WHAT IS ASKED
Your task is to give the listing below back word for word, pictures excluded.
====
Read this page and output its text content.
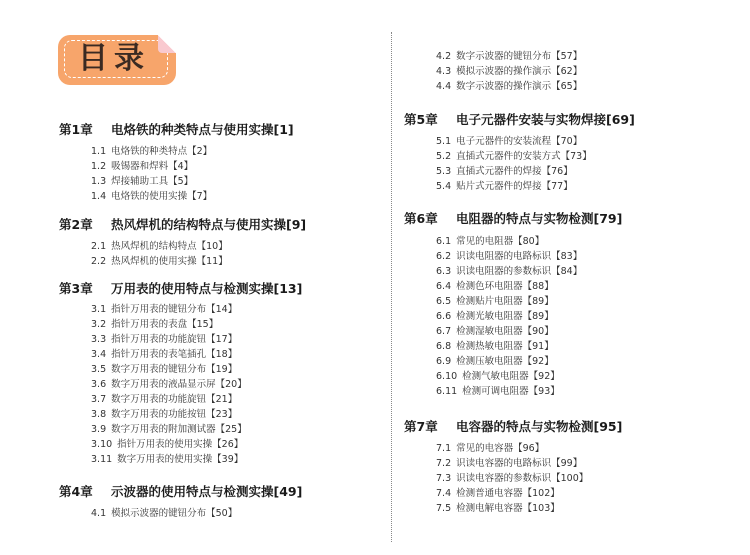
目录
第1章 电烙铁的种类特点与使用实操[1]
1.1 电烙铁的种类特点【2】
1.2 吸锡器和焊料【4】
1.3 焊接辅助工具【5】
1.4 电烙铁的使用实操【7】
第2章 热风焊机的结构特点与使用实操[9]
2.1 热风焊机的结构特点【10】
2.2 热风焊机的使用实操【11】
第3章 万用表的使用特点与检测实操[13]
3.1 指针万用表的键钮分布【14】
3.2 指针万用表的表盘【15】
3.3 指针万用表的功能旋钮【17】
3.4 指针万用表的表笔插孔【18】
3.5 数字万用表的键钮分布【19】
3.6 数字万用表的液晶显示屏【20】
3.7 数字万用表的功能旋钮【21】
3.8 数字万用表的功能按钮【23】
3.9 数字万用表的附加测试器【25】
3.10 指针万用表的使用实操【26】
3.11 数字万用表的使用实操【39】
第4章 示波器的使用特点与检测实操[49]
4.1 模拟示波器的键钮分布【50】
4.2 数字示波器的键钮分布【57】
4.3 模拟示波器的操作演示【62】
4.4 数字示波器的操作演示【65】
第5章 电子元器件安装与实物焊接[69]
5.1 电子元器件的安装流程【70】
5.2 直插式元器件的安装方式【73】
5.3 直插式元器件的焊接【76】
5.4 贴片式元器件的焊接【77】
第6章 电阻器的特点与实物检测[79]
6.1 常见的电阻器【80】
6.2 识读电阻器的电路标识【83】
6.3 识读电阻器的参数标识【84】
6.4 检测色环电阻器【88】
6.5 检测贴片电阻器【89】
6.6 检测光敏电阻器【89】
6.7 检测湿敏电阻器【90】
6.8 检测热敏电阻器【91】
6.9 检测压敏电阻器【92】
6.10 检测气敏电阻器【92】
6.11 检测可调电阻器【93】
第7章 电容器的特点与实物检测[95]
7.1 常见的电容器【96】
7.2 识读电容器的电路标识【99】
7.3 识读电容器的参数标识【100】
7.4 检测普通电容器【102】
7.5 检测电解电容器【103】
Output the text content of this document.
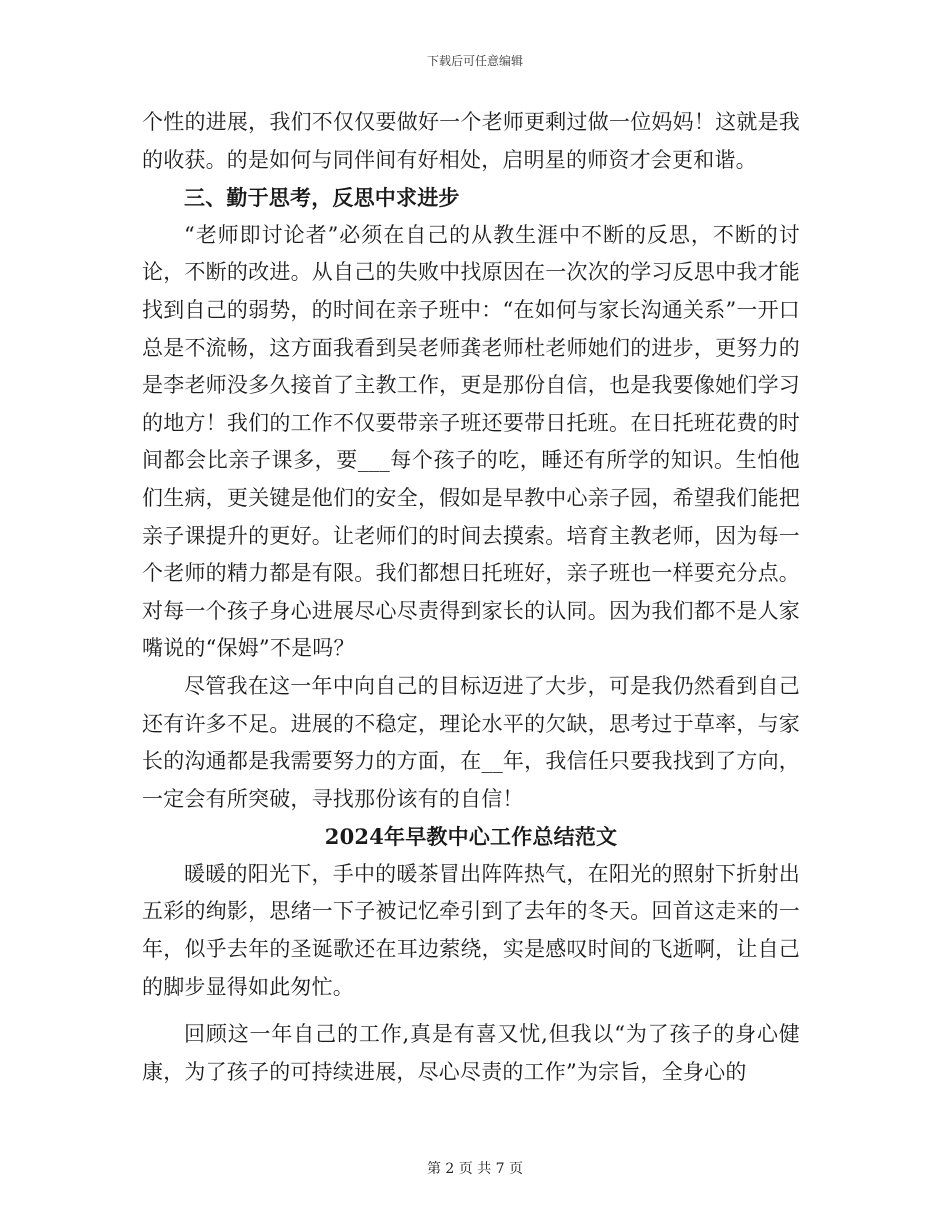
下载后可任意编辑

个性的进展，我们不仅仅要做好一个老师更剩过做一位妈妈！这就是我的收获。的是如何与同伴间有好相处，启明星的师资才会更和谐。

三、勤于思考，反思中求进步

“老师即讨论者”必须在自己的从教生涯中不断的反思，不断的讨论，不断的改进。从自己的失败中找原因在一次次的学习反思中我才能找到自己的弱势，的时间在亲子班中：“在如何与家长沟通关系”一开口总是不流畅，这方面我看到吴老师龚老师杜老师她们的进步，更努力的是李老师没多久接首了主教工作，更是那份自信，也是我要像她们学习的地方！我们的工作不仅要带亲子班还要带日托班。在日托班花费的时间都会比亲子课多，要___每个孩子的吃，睡还有所学的知识。生怕他们生病，更关键是他们的安全，假如是早教中心亲子园，希望我们能把亲子课提升的更好。让老师们的时间去摸索。培育主教老师，因为每一个老师的精力都是有限。我们都想日托班好，亲子班也一样要充分点。对每一个孩子身心进展尽心尽责得到家长的认同。因为我们都不是人家嘴说的“保姆”不是吗？

尽管我在这一年中向自己的目标迈进了大步，可是我仍然看到自己还有许多不足。进展的不稳定，理论水平的欠缺，思考过于草率，与家长的沟通都是我需要努力的方面，在__年，我信任只要我找到了方向，一定会有所突破，寻找那份该有的自信！

2024年早教中心工作总结范文

暖暖的阳光下，手中的暖茶冒出阵阵热气，在阳光的照射下折射出五彩的绚影，思绪一下子被记忆牵引到了去年的冬天。回首这走来的一年，似乎去年的圣诞歌还在耳边萦绕，实是感叹时间的飞逝啊，让自己的脚步显得如此匆忙。

回顾这一年自己的工作,真是有喜又忧,但我以“为了孩子的身心健康，为了孩子的可持续进展，尽心尽责的工作”为宗旨，全身心的

第 2 页 共 7 页
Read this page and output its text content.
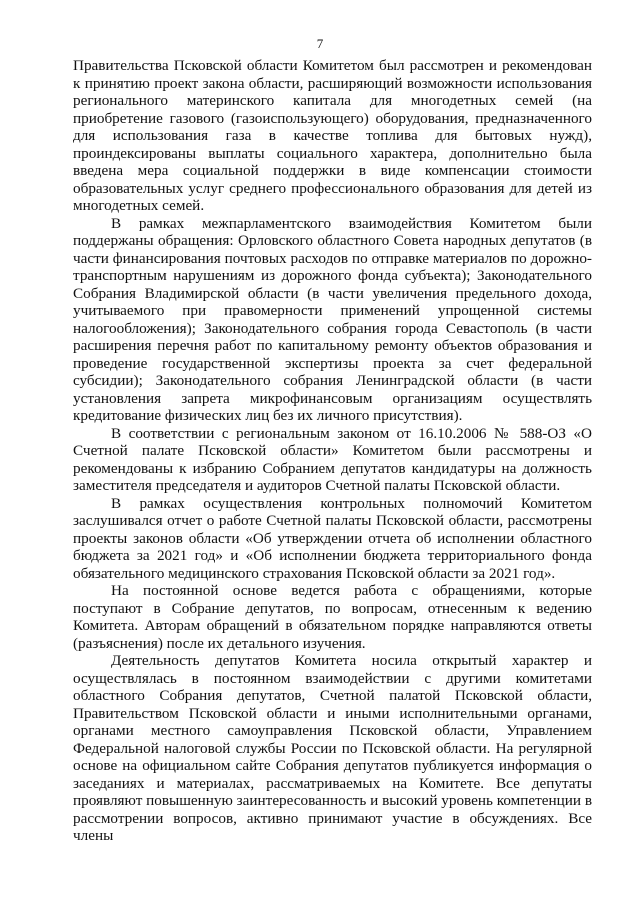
7

Правительства Псковской области Комитетом был рассмотрен и рекомендован к принятию проект закона области, расширяющий возможности использования регионального материнского капитала для многодетных семей (на приобретение газового (газоиспользующего) оборудования, предназначенного для использования газа в качестве топлива для бытовых нужд), проиндексированы выплаты социального характера, дополнительно была введена мера социальной поддержки в виде компенсации стоимости образовательных услуг среднего профессионального образования для детей из многодетных семей.

В рамках межпарламентского взаимодействия Комитетом были поддержаны обращения: Орловского областного Совета народных депутатов (в части финансирования почтовых расходов по отправке материалов по дорожно-транспортным нарушениям из дорожного фонда субъекта); Законодательного Собрания Владимирской области (в части увеличения предельного дохода, учитываемого при правомерности применений упрощенной системы налогообложения); Законодательного собрания города Севастополь (в части расширения перечня работ по капитальному ремонту объектов образования и проведение государственной экспертизы проекта за счет федеральной субсидии); Законодательного собрания Ленинградской области (в части установления запрета микрофинансовым организациям осуществлять кредитование физических лиц без их личного присутствия).

В соответствии с региональным законом от 16.10.2006 № 588-ОЗ «О Счетной палате Псковской области» Комитетом были рассмотрены и рекомендованы к избранию Собранием депутатов кандидатуры на должность заместителя председателя и аудиторов Счетной палаты Псковской области.

В рамках осуществления контрольных полномочий Комитетом заслушивался отчет о работе Счетной палаты Псковской области, рассмотрены проекты законов области «Об утверждении отчета об исполнении областного бюджета за 2021 год» и «Об исполнении бюджета территориального фонда обязательного медицинского страхования Псковской области за 2021 год».

На постоянной основе ведется работа с обращениями, которые поступают в Собрание депутатов, по вопросам, отнесенным к ведению Комитета. Авторам обращений в обязательном порядке направляются ответы (разъяснения) после их детального изучения.

Деятельность депутатов Комитета носила открытый характер и осуществлялась в постоянном взаимодействии с другими комитетами областного Собрания депутатов, Счетной палатой Псковской области, Правительством Псковской области и иными исполнительными органами, органами местного самоуправления Псковской области, Управлением Федеральной налоговой службы России по Псковской области. На регулярной основе на официальном сайте Собрания депутатов публикуется информация о заседаниях и материалах, рассматриваемых на Комитете. Все депутаты проявляют повышенную заинтересованность и высокий уровень компетенции в рассмотрении вопросов, активно принимают участие в обсуждениях. Все члены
====
SOLVED EXERCISE
Read this page and output its text content.
目录
第1章 电烙铁的种类特点与使用实操[1]
1.1 电烙铁的种类特点【2】
1.2 吸锡器和焊料【4】
1.3 焊接辅助工具【5】
1.4 电烙铁的使用实操【7】
第2章 热风焊机的结构特点与使用实操[9]
2.1 热风焊机的结构特点【10】
2.2 热风焊机的使用实操【11】
第3章 万用表的使用特点与检测实操[13]
3.1 指针万用表的键钮分布【14】
3.2 指针万用表的表盘【15】
3.3 指针万用表的功能旋钮【17】
3.4 指针万用表的表笔插孔【18】
3.5 数字万用表的键钮分布【19】
3.6 数字万用表的液晶显示屏【20】
3.7 数字万用表的功能旋钮【21】
3.8 数字万用表的功能按钮【23】
3.9 数字万用表的附加测试器【25】
3.10 指针万用表的使用实操【26】
3.11 数字万用表的使用实操【39】
第4章 示波器的使用特点与检测实操[49]
4.1 模拟示波器的键钮分布【50】
4.2 数字示波器的键钮分布【57】
4.3 模拟示波器的操作演示【62】
4.4 数字示波器的操作演示【65】
第5章 电子元器件安装与实物焊接[69]
5.1 电子元器件的安装流程【70】
5.2 直插式元器件的安装方式【73】
5.3 直插式元器件的焊接【76】
5.4 贴片式元器件的焊接【77】
第6章 电阻器的特点与实物检测[79]
6.1 常见的电阻器【80】
6.2 识读电阻器的电路标识【83】
6.3 识读电阻器的参数标识【84】
6.4 检测色环电阻器【88】
6.5 检测贴片电阻器【89】
6.6 检测光敏电阻器【89】
6.7 检测湿敏电阻器【90】
6.8 检测热敏电阻器【91】
6.9 检测压敏电阻器【92】
6.10 检测气敏电阻器【92】
6.11 检测可调电阻器【93】
第7章 电容器的特点与实物检测[95]
7.1 常见的电容器【96】
7.2 识读电容器的电路标识【99】
7.3 识读电容器的参数标识【100】
7.4 检测普通电容器【102】
7.5 检测电解电容器【103】
Output the text content of this document.
下载后可任意编辑

个性的进展，我们不仅仅要做好一个老师更剩过做一位妈妈！这就是我的收获。的是如何与同伴间有好相处，启明星的师资才会更和谐。

三、勤于思考，反思中求进步

“老师即讨论者”必须在自己的从教生涯中不断的反思，不断的讨论，不断的改进。从自己的失败中找原因在一次次的学习反思中我才能找到自己的弱势，的时间在亲子班中：“在如何与家长沟通关系”一开口总是不流畅，这方面我看到吴老师龚老师杜老师她们的进步，更努力的是李老师没多久接首了主教工作，更是那份自信，也是我要像她们学习的地方！我们的工作不仅要带亲子班还要带日托班。在日托班花费的时间都会比亲子课多，要___每个孩子的吃，睡还有所学的知识。生怕他们生病，更关键是他们的安全，假如是早教中心亲子园，希望我们能把亲子课提升的更好。让老师们的时间去摸索。培育主教老师，因为每一个老师的精力都是有限。我们都想日托班好，亲子班也一样要充分点。对每一个孩子身心进展尽心尽责得到家长的认同。因为我们都不是人家嘴说的“保姆”不是吗？

尽管我在这一年中向自己的目标迈进了大步，可是我仍然看到自己还有许多不足。进展的不稳定，理论水平的欠缺，思考过于草率，与家长的沟通都是我需要努力的方面，在__年，我信任只要我找到了方向，一定会有所突破，寻找那份该有的自信！

2024年早教中心工作总结范文

暖暖的阳光下，手中的暖茶冒出阵阵热气，在阳光的照射下折射出五彩的绚影，思绪一下子被记忆牵引到了去年的冬天。回首这走来的一年，似乎去年的圣诞歌还在耳边萦绕，实是感叹时间的飞逝啊，让自己的脚步显得如此匆忙。

回顾这一年自己的工作,真是有喜又忧,但我以“为了孩子的身心健康，为了孩子的可持续进展，尽心尽责的工作”为宗旨，全身心的

第 2 页 共 7 页
Read this page and output its text content.
7

Правительства Псковской области Комитетом был рассмотрен и рекомендован к принятию проект закона области, расширяющий возможности использования регионального материнского капитала для многодетных семей (на приобретение газового (газоиспользующего) оборудования, предназначенного для использования газа в качестве топлива для бытовых нужд), проиндексированы выплаты социального характера, дополнительно была введена мера социальной поддержки в виде компенсации стоимости образовательных услуг среднего профессионального образования для детей из многодетных семей.

В рамках межпарламентского взаимодействия Комитетом были поддержаны обращения: Орловского областного Совета народных депутатов (в части финансирования почтовых расходов по отправке материалов по дорожно-транспортным нарушениям из дорожного фонда субъекта); Законодательного Собрания Владимирской области (в части увеличения предельного дохода, учитываемого при правомерности применений упрощенной системы налогообложения); Законодательного собрания города Севастополь (в части расширения перечня работ по капитальному ремонту объектов образования и проведение государственной экспертизы проекта за счет федеральной субсидии); Законодательного собрания Ленинградской области (в части установления запрета микрофинансовым организациям осуществлять кредитование физических лиц без их личного присутствия).

В соответствии с региональным законом от 16.10.2006 № 588-ОЗ «О Счетной палате Псковской области» Комитетом были рассмотрены и рекомендованы к избранию Собранием депутатов кандидатуры на должность заместителя председателя и аудиторов Счетной палаты Псковской области.

В рамках осуществления контрольных полномочий Комитетом заслушивался отчет о работе Счетной палаты Псковской области, рассмотрены проекты законов области «Об утверждении отчета об исполнении областного бюджета за 2021 год» и «Об исполнении бюджета территориального фонда обязательного медицинского страхования Псковской области за 2021 год».

На постоянной основе ведется работа с обращениями, которые поступают в Собрание депутатов, по вопросам, отнесенным к ведению Комитета. Авторам обращений в обязательном порядке направляются ответы (разъяснения) после их детального изучения.

Деятельность депутатов Комитета носила открытый характер и осуществлялась в постоянном взаимодействии с другими комитетами областного Собрания депутатов, Счетной палатой Псковской области, Правительством Псковской области и иными исполнительными органами, органами местного самоуправления Псковской области, Управлением Федеральной налоговой службы России по Псковской области. На регулярной основе на официальном сайте Собрания депутатов публикуется информация о заседаниях и материалах, рассматриваемых на Комитете. Все депутаты проявляют повышенную заинтересованность и высокий уровень компетенции в рассмотрении вопросов, активно принимают участие в обсуждениях. Все члены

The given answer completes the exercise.